* _Task directions_: Output the data word for word, dropping every image.

* _Listing_:
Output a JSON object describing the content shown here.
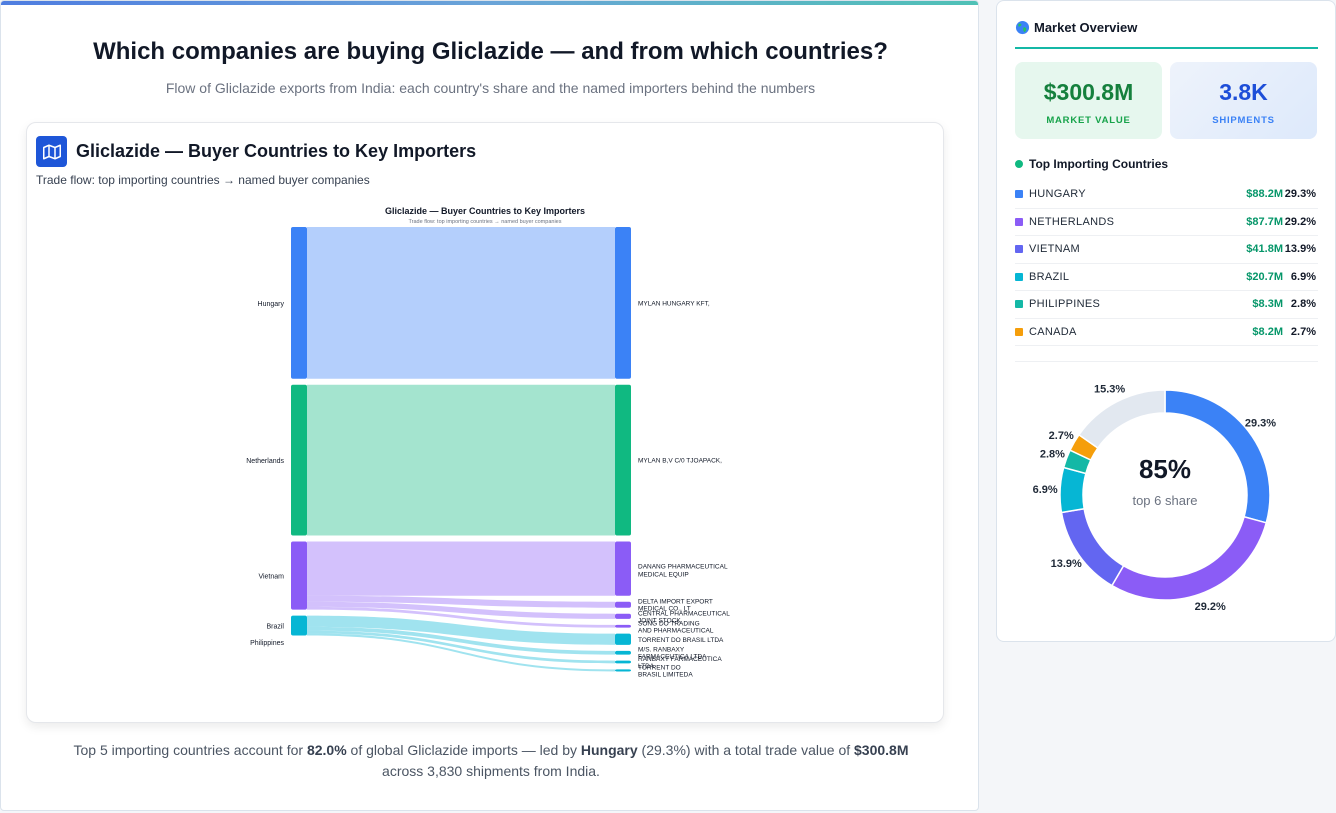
{
  "header": {
    "title": "Which companies are buying Gliclazide — and from which countries?",
    "subtitle": "Flow of Gliclazide exports from India: each country's share and the named importers behind the numbers"
  },
  "card": {
    "icon": "map-icon",
    "title": "Gliclazide — Buyer Countries to Key Importers",
    "subtitle": "Trade flow: top importing countries → named buyer companies"
  },
  "chart_data": {
    "type": "sankey",
    "title": "Gliclazide — Buyer Countries to Key Importers",
    "subtitle": "Trade flow: top importing countries → named buyer companies",
    "sources": [
      {
        "name": "Hungary",
        "color": "#3b82f6"
      },
      {
        "name": "Netherlands",
        "color": "#10b981"
      },
      {
        "name": "Vietnam",
        "color": "#8b5cf6"
      },
      {
        "name": "Brazil",
        "color": "#06b6d4"
      },
      {
        "name": "Philippines",
        "color": "#14b8a6"
      }
    ],
    "targets": [
      "MYLAN HUNGARY KFT,",
      "MYLAN B,V C/0 TJOAPACK,",
      "DANANG PHARMACEUTICAL MEDICAL EQUIP",
      "DELTA IMPORT EXPORT MEDICAL CO., LT",
      "CENTRAL PHARMACEUTICAL JOINT STOCK",
      "SONG DO TRADING AND PHARMACEUTICAL",
      "TORRENT DO BRASIL LTDA",
      "M/S. RANBAXY FARMACEUTICA LTDA",
      "RANBAXY FARMACEUTICA LTDA",
      "TORRENT DO BRASIL LIMITEDA"
    ],
    "links": [
      {
        "source": "Hungary",
        "target": "MYLAN HUNGARY KFT,",
        "value": 88.2
      },
      {
        "source": "Netherlands",
        "target": "MYLAN B,V C/0 TJOAPACK,",
        "value": 87.7
      },
      {
        "source": "Vietnam",
        "target": "DANANG PHARMACEUTICAL MEDICAL EQUIP",
        "value": 31.5
      },
      {
        "source": "Vietnam",
        "target": "DELTA IMPORT EXPORT MEDICAL CO., LT",
        "value": 3.5
      },
      {
        "source": "Vietnam",
        "target": "CENTRAL PHARMACEUTICAL JOINT STOCK",
        "value": 3.0
      },
      {
        "source": "Vietnam",
        "target": "SONG DO TRADING AND PHARMACEUTICAL",
        "value": 1.6
      },
      {
        "source": "Brazil",
        "target": "TORRENT DO BRASIL LTDA",
        "value": 6.5
      },
      {
        "source": "Brazil",
        "target": "M/S. RANBAXY FARMACEUTICA LTDA",
        "value": 2.2
      },
      {
        "source": "Brazil",
        "target": "RANBAXY FARMACEUTICA LTDA",
        "value": 1.6
      },
      {
        "source": "Brazil",
        "target": "TORRENT DO BRASIL LIMITEDA",
        "value": 1.2
      }
    ]
  },
  "footer": {
    "t1": "Top 5 importing countries account for ",
    "b1": "82.0%",
    "t2": " of global Gliclazide imports — led by ",
    "b2": "Hungary",
    "t3": " (29.3%) with a total trade value of ",
    "b3": "$300.8M",
    "t4": "across 3,830 shipments from India."
  },
  "sidebar": {
    "icon": "globe-icon",
    "title": "Market Overview",
    "kpis": [
      {
        "value": "$300.8M",
        "label": "MARKET VALUE"
      },
      {
        "value": "3.8K",
        "label": "SHIPMENTS"
      }
    ],
    "countries_title": "Top Importing Countries",
    "countries": [
      {
        "name": "HUNGARY",
        "value": "$88.2M",
        "pct": "29.3%",
        "color": "#3b82f6"
      },
      {
        "name": "NETHERLANDS",
        "value": "$87.7M",
        "pct": "29.2%",
        "color": "#8b5cf6"
      },
      {
        "name": "VIETNAM",
        "value": "$41.8M",
        "pct": "13.9%",
        "color": "#6366f1"
      },
      {
        "name": "BRAZIL",
        "value": "$20.7M",
        "pct": "6.9%",
        "color": "#06b6d4"
      },
      {
        "name": "PHILIPPINES",
        "value": "$8.3M",
        "pct": "2.8%",
        "color": "#14b8a6"
      },
      {
        "name": "CANADA",
        "value": "$8.2M",
        "pct": "2.7%",
        "color": "#f59e0b"
      }
    ],
    "donut": {
      "center_value": "85%",
      "center_label": "top 6 share",
      "slices": [
        {
          "label": "29.3%",
          "value": 29.3,
          "color": "#3b82f6"
        },
        {
          "label": "29.2%",
          "value": 29.2,
          "color": "#8b5cf6"
        },
        {
          "label": "13.9%",
          "value": 13.9,
          "color": "#6366f1"
        },
        {
          "label": "6.9%",
          "value": 6.9,
          "color": "#06b6d4"
        },
        {
          "label": "2.8%",
          "value": 2.8,
          "color": "#14b8a6"
        },
        {
          "label": "2.7%",
          "value": 2.7,
          "color": "#f59e0b"
        },
        {
          "label": "15.3%",
          "value": 15.3,
          "color": "#e2e8f0"
        }
      ]
    }
  }
}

* _Written response_:
Output a JSON object describing the content shown here.
{
  "header": {
    "title": "Which companies are buying Gliclazide — and from which countries?",
    "subtitle": "Flow of Gliclazide exports from India: each country's share and the named importers behind the numbers"
  },
  "card": {
    "icon": "map-icon",
    "title": "Gliclazide — Buyer Countries to Key Importers",
    "subtitle": "Trade flow: top importing countries → named buyer companies"
  },
  "chart_data": {
    "type": "sankey",
    "title": "Gliclazide — Buyer Countries to Key Importers",
    "subtitle": "Trade flow: top importing countries → named buyer companies",
    "sources": [
      {
        "name": "Hungary",
        "color": "#3b82f6"
      },
      {
        "name": "Netherlands",
        "color": "#10b981"
      },
      {
        "name": "Vietnam",
        "color": "#8b5cf6"
      },
      {
        "name": "Brazil",
        "color": "#06b6d4"
      },
      {
        "name": "Philippines",
        "color": "#14b8a6"
      }
    ],
    "targets": [
      "MYLAN HUNGARY KFT,",
      "MYLAN B,V C/0 TJOAPACK,",
      "DANANG PHARMACEUTICAL MEDICAL EQUIP",
      "DELTA IMPORT EXPORT MEDICAL CO., LT",
      "CENTRAL PHARMACEUTICAL JOINT STOCK",
      "SONG DO TRADING AND PHARMACEUTICAL",
      "TORRENT DO BRASIL LTDA",
      "M/S. RANBAXY FARMACEUTICA LTDA",
      "RANBAXY FARMACEUTICA LTDA",
      "TORRENT DO BRASIL LIMITEDA"
    ],
    "links": [
      {
        "source": "Hungary",
        "target": "MYLAN HUNGARY KFT,",
        "value": 88.2
      },
      {
        "source": "Netherlands",
        "target": "MYLAN B,V C/0 TJOAPACK,",
        "value": 87.7
      },
      {
        "source": "Vietnam",
        "target": "DANANG PHARMACEUTICAL MEDICAL EQUIP",
        "value": 31.5
      },
      {
        "source": "Vietnam",
        "target": "DELTA IMPORT EXPORT MEDICAL CO., LT",
        "value": 3.5
      },
      {
        "source": "Vietnam",
        "target": "CENTRAL PHARMACEUTICAL JOINT STOCK",
        "value": 3.0
      },
      {
        "source": "Vietnam",
        "target": "SONG DO TRADING AND PHARMACEUTICAL",
        "value": 1.6
      },
      {
        "source": "Brazil",
        "target": "TORRENT DO BRASIL LTDA",
        "value": 6.5
      },
      {
        "source": "Brazil",
        "target": "M/S. RANBAXY FARMACEUTICA LTDA",
        "value": 2.2
      },
      {
        "source": "Brazil",
        "target": "RANBAXY FARMACEUTICA LTDA",
        "value": 1.6
      },
      {
        "source": "Brazil",
        "target": "TORRENT DO BRASIL LIMITEDA",
        "value": 1.2
      }
    ]
  },
  "footer": {
    "t1": "Top 5 importing countries account for ",
    "b1": "82.0%",
    "t2": " of global Gliclazide imports — led by ",
    "b2": "Hungary",
    "t3": " (29.3%) with a total trade value of ",
    "b3": "$300.8M",
    "t4": "across 3,830 shipments from India."
  },
  "sidebar": {
    "icon": "globe-icon",
    "title": "Market Overview",
    "kpis": [
      {
        "value": "$300.8M",
        "label": "MARKET VALUE"
      },
      {
        "value": "3.8K",
        "label": "SHIPMENTS"
      }
    ],
    "countries_title": "Top Importing Countries",
    "countries": [
      {
        "name": "HUNGARY",
        "value": "$88.2M",
        "pct": "29.3%",
        "color": "#3b82f6"
      },
      {
        "name": "NETHERLANDS",
        "value": "$87.7M",
        "pct": "29.2%",
        "color": "#8b5cf6"
      },
      {
        "name": "VIETNAM",
        "value": "$41.8M",
        "pct": "13.9%",
        "color": "#6366f1"
      },
      {
        "name": "BRAZIL",
        "value": "$20.7M",
        "pct": "6.9%",
        "color": "#06b6d4"
      },
      {
        "name": "PHILIPPINES",
        "value": "$8.3M",
        "pct": "2.8%",
        "color": "#14b8a6"
      },
      {
        "name": "CANADA",
        "value": "$8.2M",
        "pct": "2.7%",
        "color": "#f59e0b"
      }
    ],
    "donut": {
      "center_value": "85%",
      "center_label": "top 6 share",
      "slices": [
        {
          "label": "29.3%",
          "value": 29.3,
          "color": "#3b82f6"
        },
        {
          "label": "29.2%",
          "value": 29.2,
          "color": "#8b5cf6"
        },
        {
          "label": "13.9%",
          "value": 13.9,
          "color": "#6366f1"
        },
        {
          "label": "6.9%",
          "value": 6.9,
          "color": "#06b6d4"
        },
        {
          "label": "2.8%",
          "value": 2.8,
          "color": "#14b8a6"
        },
        {
          "label": "2.7%",
          "value": 2.7,
          "color": "#f59e0b"
        },
        {
          "label": "15.3%",
          "value": 15.3,
          "color": "#e2e8f0"
        }
      ]
    }
  }
}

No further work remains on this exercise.